[DIRECTIONS]: Find the lines holding the word "only" and collect them.

[Collection entries]:
-*-

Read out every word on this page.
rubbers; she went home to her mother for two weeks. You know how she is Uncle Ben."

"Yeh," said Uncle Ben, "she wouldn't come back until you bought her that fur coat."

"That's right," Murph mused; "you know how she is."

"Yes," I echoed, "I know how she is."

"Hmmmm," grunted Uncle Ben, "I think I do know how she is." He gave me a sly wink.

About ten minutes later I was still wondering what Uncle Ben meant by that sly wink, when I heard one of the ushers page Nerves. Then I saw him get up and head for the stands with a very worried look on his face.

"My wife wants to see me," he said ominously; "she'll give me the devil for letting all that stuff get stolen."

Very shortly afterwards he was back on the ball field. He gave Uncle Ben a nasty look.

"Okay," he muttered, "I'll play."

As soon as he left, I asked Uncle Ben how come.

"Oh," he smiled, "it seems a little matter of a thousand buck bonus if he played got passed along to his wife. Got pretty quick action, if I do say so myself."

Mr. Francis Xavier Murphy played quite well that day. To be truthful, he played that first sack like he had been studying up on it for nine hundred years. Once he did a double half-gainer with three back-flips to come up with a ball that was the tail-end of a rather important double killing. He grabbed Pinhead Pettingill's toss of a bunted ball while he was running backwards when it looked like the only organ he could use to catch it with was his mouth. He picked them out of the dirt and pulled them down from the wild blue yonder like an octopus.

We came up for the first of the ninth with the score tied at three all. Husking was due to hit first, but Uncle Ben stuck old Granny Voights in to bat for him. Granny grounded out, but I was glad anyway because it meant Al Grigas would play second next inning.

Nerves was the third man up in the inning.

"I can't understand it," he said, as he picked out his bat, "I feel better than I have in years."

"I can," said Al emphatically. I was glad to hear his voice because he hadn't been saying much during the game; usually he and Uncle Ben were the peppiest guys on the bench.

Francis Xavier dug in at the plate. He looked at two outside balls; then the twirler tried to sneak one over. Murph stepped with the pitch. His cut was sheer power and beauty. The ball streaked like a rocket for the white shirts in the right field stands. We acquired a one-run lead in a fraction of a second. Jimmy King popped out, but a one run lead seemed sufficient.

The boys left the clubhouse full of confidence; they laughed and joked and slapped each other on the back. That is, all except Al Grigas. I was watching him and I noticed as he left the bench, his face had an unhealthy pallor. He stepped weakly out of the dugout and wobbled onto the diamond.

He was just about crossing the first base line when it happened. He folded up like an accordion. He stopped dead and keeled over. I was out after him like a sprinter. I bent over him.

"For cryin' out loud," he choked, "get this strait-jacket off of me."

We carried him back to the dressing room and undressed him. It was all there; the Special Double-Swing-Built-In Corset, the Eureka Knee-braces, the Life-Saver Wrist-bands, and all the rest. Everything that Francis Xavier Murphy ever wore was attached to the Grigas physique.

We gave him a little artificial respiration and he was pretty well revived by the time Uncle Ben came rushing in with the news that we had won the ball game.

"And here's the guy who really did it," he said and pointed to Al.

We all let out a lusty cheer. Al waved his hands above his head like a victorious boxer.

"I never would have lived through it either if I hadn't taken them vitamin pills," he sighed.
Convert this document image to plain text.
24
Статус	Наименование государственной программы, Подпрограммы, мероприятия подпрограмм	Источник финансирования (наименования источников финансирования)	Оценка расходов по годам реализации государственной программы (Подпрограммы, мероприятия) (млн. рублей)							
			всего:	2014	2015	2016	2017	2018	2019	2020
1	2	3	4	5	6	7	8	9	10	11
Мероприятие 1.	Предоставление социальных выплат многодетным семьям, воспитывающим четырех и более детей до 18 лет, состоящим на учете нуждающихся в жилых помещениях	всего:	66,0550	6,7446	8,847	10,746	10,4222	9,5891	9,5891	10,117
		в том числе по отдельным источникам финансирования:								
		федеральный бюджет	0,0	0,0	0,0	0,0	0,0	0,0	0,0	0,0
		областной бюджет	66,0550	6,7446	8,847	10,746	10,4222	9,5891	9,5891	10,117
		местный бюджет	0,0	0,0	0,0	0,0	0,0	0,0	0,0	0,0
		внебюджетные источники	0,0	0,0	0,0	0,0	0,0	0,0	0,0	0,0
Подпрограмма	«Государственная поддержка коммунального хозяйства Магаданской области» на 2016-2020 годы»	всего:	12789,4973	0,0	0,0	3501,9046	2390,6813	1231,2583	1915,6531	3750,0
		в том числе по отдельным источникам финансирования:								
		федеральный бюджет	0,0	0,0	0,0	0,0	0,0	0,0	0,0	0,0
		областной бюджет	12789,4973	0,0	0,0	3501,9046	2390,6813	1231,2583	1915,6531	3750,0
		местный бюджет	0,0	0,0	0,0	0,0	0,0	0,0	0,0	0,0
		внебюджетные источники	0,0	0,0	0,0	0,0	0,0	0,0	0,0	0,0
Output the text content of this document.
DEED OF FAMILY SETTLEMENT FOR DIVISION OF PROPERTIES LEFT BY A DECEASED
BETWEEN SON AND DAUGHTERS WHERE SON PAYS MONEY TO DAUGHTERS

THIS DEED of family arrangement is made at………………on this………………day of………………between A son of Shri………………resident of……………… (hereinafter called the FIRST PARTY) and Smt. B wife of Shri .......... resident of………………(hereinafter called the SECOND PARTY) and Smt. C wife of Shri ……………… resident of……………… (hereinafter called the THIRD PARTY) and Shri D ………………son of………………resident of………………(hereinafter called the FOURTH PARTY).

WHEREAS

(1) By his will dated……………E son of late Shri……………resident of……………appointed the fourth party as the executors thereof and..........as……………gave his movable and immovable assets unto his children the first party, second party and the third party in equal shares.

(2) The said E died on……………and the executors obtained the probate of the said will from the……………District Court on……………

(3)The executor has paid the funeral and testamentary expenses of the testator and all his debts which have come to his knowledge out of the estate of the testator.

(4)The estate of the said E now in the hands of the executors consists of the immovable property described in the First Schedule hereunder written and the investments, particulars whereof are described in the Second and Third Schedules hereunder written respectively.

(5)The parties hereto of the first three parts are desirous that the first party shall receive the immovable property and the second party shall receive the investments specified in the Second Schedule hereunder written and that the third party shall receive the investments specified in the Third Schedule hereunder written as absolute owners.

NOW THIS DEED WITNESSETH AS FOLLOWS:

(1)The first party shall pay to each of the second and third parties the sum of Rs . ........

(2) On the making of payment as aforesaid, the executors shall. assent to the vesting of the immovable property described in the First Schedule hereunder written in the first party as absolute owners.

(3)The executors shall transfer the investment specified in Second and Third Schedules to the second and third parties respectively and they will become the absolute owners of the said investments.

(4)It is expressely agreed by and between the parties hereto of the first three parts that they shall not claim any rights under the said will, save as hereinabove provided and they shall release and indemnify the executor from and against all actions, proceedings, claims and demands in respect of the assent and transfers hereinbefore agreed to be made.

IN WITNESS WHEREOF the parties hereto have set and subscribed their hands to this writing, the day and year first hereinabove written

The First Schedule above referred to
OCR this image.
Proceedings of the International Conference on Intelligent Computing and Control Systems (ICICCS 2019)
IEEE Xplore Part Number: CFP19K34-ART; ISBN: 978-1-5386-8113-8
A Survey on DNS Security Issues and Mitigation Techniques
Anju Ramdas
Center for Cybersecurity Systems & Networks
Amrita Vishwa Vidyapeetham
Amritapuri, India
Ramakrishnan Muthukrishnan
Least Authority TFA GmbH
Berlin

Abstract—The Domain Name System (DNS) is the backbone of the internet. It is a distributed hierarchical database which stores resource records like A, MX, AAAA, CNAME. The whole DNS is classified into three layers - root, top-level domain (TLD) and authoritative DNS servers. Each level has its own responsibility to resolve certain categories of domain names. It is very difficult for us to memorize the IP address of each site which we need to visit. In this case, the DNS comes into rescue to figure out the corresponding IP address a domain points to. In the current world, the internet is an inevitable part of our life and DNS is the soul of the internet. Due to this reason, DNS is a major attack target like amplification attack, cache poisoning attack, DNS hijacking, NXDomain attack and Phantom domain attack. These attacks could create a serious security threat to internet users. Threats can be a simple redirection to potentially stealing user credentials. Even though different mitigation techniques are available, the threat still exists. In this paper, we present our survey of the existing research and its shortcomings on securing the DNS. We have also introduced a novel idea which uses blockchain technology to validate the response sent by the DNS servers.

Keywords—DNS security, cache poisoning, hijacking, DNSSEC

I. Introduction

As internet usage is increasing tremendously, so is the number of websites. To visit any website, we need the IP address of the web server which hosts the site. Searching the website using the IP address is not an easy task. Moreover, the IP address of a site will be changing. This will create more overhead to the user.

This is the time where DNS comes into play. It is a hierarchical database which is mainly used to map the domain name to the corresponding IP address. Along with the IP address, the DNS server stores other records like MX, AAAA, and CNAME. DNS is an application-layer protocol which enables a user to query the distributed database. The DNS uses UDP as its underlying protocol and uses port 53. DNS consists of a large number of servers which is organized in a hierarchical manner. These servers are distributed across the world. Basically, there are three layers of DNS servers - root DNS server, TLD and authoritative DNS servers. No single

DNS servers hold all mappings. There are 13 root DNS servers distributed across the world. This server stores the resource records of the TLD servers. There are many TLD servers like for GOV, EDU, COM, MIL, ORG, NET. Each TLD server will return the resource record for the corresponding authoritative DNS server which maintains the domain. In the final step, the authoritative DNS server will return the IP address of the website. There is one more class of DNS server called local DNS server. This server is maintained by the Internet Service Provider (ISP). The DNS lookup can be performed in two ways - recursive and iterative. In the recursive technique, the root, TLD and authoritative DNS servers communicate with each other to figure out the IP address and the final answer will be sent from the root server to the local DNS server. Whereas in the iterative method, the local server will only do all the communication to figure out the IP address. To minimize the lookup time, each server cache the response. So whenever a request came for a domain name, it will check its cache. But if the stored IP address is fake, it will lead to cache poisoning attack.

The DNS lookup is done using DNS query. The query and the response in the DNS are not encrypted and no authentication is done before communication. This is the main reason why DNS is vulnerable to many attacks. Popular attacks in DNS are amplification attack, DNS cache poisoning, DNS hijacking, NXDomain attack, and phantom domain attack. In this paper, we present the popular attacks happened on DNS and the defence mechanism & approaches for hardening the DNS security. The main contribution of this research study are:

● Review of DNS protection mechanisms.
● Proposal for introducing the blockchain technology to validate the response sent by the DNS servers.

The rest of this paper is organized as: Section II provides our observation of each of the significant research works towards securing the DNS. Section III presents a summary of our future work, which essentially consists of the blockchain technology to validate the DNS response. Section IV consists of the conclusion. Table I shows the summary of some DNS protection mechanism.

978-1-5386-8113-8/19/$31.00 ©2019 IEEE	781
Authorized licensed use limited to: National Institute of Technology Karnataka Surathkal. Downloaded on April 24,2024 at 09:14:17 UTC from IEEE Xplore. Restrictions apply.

-*-

[SOLUTION BELOW]:
Mr. Francis Xavier Murphy played quite well that day. To be truthful, he played that first sack like he had been studying up on it for nine hundred years. Once he did a double half-gainer with three back-flips to come up with a ball that was the tail-end of a rather important double killing. He grabbed Pinhead Pettingill's toss of a bunted ball while he was running backwards when it looked like the only organ he could use to catch it with was his mouth. He picked them out of the dirt and pulled them down from the wild blue yonder like an octopus.
DNS servers hold all mappings. There are 13 root DNS servers distributed across the world. This server stores the resource records of the TLD servers. There are many TLD servers like for GOV, EDU, COM, MIL, ORG, NET. Each TLD server will return the resource record for the corresponding authoritative DNS server which maintains the domain. In the final step, the authoritative DNS server will return the IP address of the website. There is one more class of DNS server called local DNS server. This server is maintained by the Internet Service Provider (ISP). The DNS lookup can be performed in two ways - recursive and iterative. In the recursive technique, the root, TLD and authoritative DNS servers communicate with each other to figure out the IP address and the final answer will be sent from the root server to the local DNS server. Whereas in the iterative method, the local server will only do all the communication to figure out the IP address. To minimize the lookup time, each server cache the response. So whenever a request came for a domain name, it will check its cache. But if the stored IP address is fake, it will lead to cache poisoning attack.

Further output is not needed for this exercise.